TO DO:
All pictures are to be dropped, and everything else in the data duplicated exactly.

RECORD EXCERPTS:
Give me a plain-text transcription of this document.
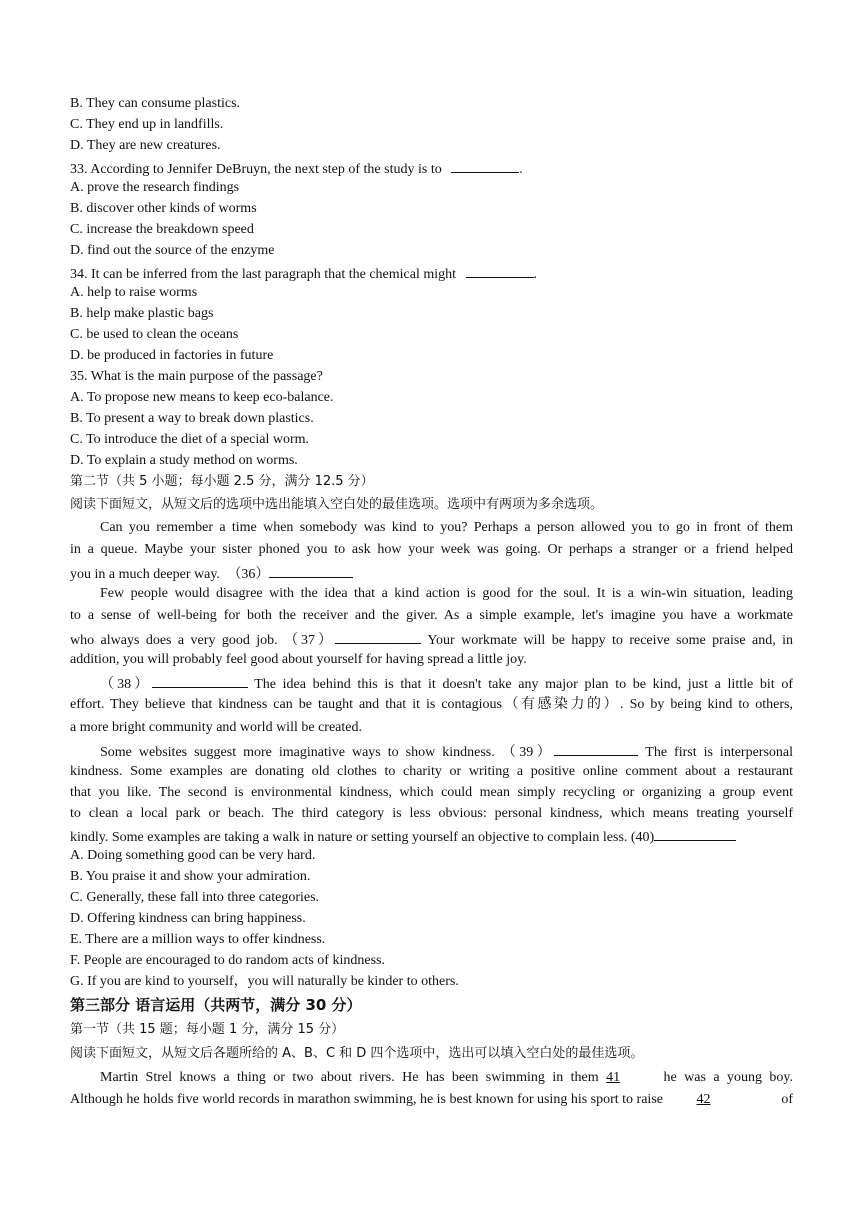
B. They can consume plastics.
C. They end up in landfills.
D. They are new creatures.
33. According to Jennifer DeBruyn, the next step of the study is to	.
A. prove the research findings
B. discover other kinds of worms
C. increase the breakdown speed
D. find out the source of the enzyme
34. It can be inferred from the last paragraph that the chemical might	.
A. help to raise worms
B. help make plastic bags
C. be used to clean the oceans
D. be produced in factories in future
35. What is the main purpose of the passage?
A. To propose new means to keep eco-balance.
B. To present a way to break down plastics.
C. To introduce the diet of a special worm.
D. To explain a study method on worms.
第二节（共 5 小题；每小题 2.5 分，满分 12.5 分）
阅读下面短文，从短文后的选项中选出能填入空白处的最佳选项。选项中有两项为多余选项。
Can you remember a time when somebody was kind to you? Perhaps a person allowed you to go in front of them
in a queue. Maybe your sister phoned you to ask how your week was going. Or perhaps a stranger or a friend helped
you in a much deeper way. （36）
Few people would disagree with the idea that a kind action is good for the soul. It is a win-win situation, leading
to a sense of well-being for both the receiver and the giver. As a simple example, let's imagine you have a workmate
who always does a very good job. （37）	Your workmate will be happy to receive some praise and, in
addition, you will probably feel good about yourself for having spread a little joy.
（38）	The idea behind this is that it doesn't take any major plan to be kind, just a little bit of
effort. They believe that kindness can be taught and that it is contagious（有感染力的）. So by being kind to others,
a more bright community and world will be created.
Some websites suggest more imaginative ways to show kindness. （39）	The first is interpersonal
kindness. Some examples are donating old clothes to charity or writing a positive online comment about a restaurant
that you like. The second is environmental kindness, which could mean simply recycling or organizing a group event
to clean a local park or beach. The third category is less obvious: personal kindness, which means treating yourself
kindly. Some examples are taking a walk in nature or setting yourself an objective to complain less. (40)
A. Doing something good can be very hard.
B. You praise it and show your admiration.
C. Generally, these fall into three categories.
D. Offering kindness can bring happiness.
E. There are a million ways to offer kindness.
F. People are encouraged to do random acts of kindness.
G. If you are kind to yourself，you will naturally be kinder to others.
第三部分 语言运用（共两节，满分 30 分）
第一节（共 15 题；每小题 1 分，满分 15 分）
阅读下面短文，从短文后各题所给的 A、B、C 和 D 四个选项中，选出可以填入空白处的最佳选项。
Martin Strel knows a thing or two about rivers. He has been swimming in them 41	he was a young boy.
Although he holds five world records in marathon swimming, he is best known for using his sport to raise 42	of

ANSWER TO THIS EXERCISE:
Give me a plain-text transcription of this document.
B. They can consume plastics.
C. They end up in landfills.
D. They are new creatures.
33. According to Jennifer DeBruyn, the next step of the study is to	.
A. prove the research findings
B. discover other kinds of worms
C. increase the breakdown speed
D. find out the source of the enzyme
34. It can be inferred from the last paragraph that the chemical might	.
A. help to raise worms
B. help make plastic bags
C. be used to clean the oceans
D. be produced in factories in future
35. What is the main purpose of the passage?
A. To propose new means to keep eco-balance.
B. To present a way to break down plastics.
C. To introduce the diet of a special worm.
D. To explain a study method on worms.
第二节（共 5 小题；每小题 2.5 分，满分 12.5 分）
阅读下面短文，从短文后的选项中选出能填入空白处的最佳选项。选项中有两项为多余选项。
Can you remember a time when somebody was kind to you? Perhaps a person allowed you to go in front of them
in a queue. Maybe your sister phoned you to ask how your week was going. Or perhaps a stranger or a friend helped
you in a much deeper way. （36）
Few people would disagree with the idea that a kind action is good for the soul. It is a win-win situation, leading
to a sense of well-being for both the receiver and the giver. As a simple example, let's imagine you have a workmate
who always does a very good job. （37）	Your workmate will be happy to receive some praise and, in
addition, you will probably feel good about yourself for having spread a little joy.
（38）	The idea behind this is that it doesn't take any major plan to be kind, just a little bit of
effort. They believe that kindness can be taught and that it is contagious（有感染力的）. So by being kind to others,
a more bright community and world will be created.
Some websites suggest more imaginative ways to show kindness. （39）	The first is interpersonal
kindness. Some examples are donating old clothes to charity or writing a positive online comment about a restaurant
that you like. The second is environmental kindness, which could mean simply recycling or organizing a group event
to clean a local park or beach. The third category is less obvious: personal kindness, which means treating yourself
kindly. Some examples are taking a walk in nature or setting yourself an objective to complain less. (40)
A. Doing something good can be very hard.
B. You praise it and show your admiration.
C. Generally, these fall into three categories.
D. Offering kindness can bring happiness.
E. There are a million ways to offer kindness.
F. People are encouraged to do random acts of kindness.
G. If you are kind to yourself，you will naturally be kinder to others.
第三部分 语言运用（共两节，满分 30 分）
第一节（共 15 题；每小题 1 分，满分 15 分）
阅读下面短文，从短文后各题所给的 A、B、C 和 D 四个选项中，选出可以填入空白处的最佳选项。
Martin Strel knows a thing or two about rivers. He has been swimming in them 41	he was a young boy.
Although he holds five world records in marathon swimming, he is best known for using his sport to raise 42	of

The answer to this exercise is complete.